* **The exercise**: Render every entry verbatim.

[BEGIN Input]

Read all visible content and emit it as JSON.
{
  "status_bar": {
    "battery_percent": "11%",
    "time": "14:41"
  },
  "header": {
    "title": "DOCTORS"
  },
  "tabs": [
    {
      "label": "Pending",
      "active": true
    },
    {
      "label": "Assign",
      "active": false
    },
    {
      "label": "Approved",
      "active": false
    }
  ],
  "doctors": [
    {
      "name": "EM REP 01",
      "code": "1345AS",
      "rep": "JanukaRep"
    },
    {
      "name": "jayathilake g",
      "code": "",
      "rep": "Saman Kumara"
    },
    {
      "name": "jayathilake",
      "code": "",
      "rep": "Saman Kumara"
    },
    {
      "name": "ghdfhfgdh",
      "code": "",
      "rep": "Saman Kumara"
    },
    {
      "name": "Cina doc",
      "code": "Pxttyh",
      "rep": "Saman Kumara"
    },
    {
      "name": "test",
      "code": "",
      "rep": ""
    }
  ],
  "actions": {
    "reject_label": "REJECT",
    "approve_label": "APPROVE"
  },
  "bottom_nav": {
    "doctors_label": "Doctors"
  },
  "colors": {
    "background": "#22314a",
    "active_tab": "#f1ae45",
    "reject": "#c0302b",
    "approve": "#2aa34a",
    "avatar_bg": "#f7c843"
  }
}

[END Input]

* **Answer for the task**:
Read all visible content and emit it as JSON.
{
  "status_bar": {
    "battery_percent": "11%",
    "time": "14:41"
  },
  "header": {
    "title": "DOCTORS"
  },
  "tabs": [
    {
      "label": "Pending",
      "active": true
    },
    {
      "label": "Assign",
      "active": false
    },
    {
      "label": "Approved",
      "active": false
    }
  ],
  "doctors": [
    {
      "name": "EM REP 01",
      "code": "1345AS",
      "rep": "JanukaRep"
    },
    {
      "name": "jayathilake g",
      "code": "",
      "rep": "Saman Kumara"
    },
    {
      "name": "jayathilake",
      "code": "",
      "rep": "Saman Kumara"
    },
    {
      "name": "ghdfhfgdh",
      "code": "",
      "rep": "Saman Kumara"
    },
    {
      "name": "Cina doc",
      "code": "Pxttyh",
      "rep": "Saman Kumara"
    },
    {
      "name": "test",
      "code": "",
      "rep": ""
    }
  ],
  "actions": {
    "reject_label": "REJECT",
    "approve_label": "APPROVE"
  },
  "bottom_nav": {
    "doctors_label": "Doctors"
  },
  "colors": {
    "background": "#22314a",
    "active_tab": "#f1ae45",
    "reject": "#c0302b",
    "approve": "#2aa34a",
    "avatar_bg": "#f7c843"
  }
}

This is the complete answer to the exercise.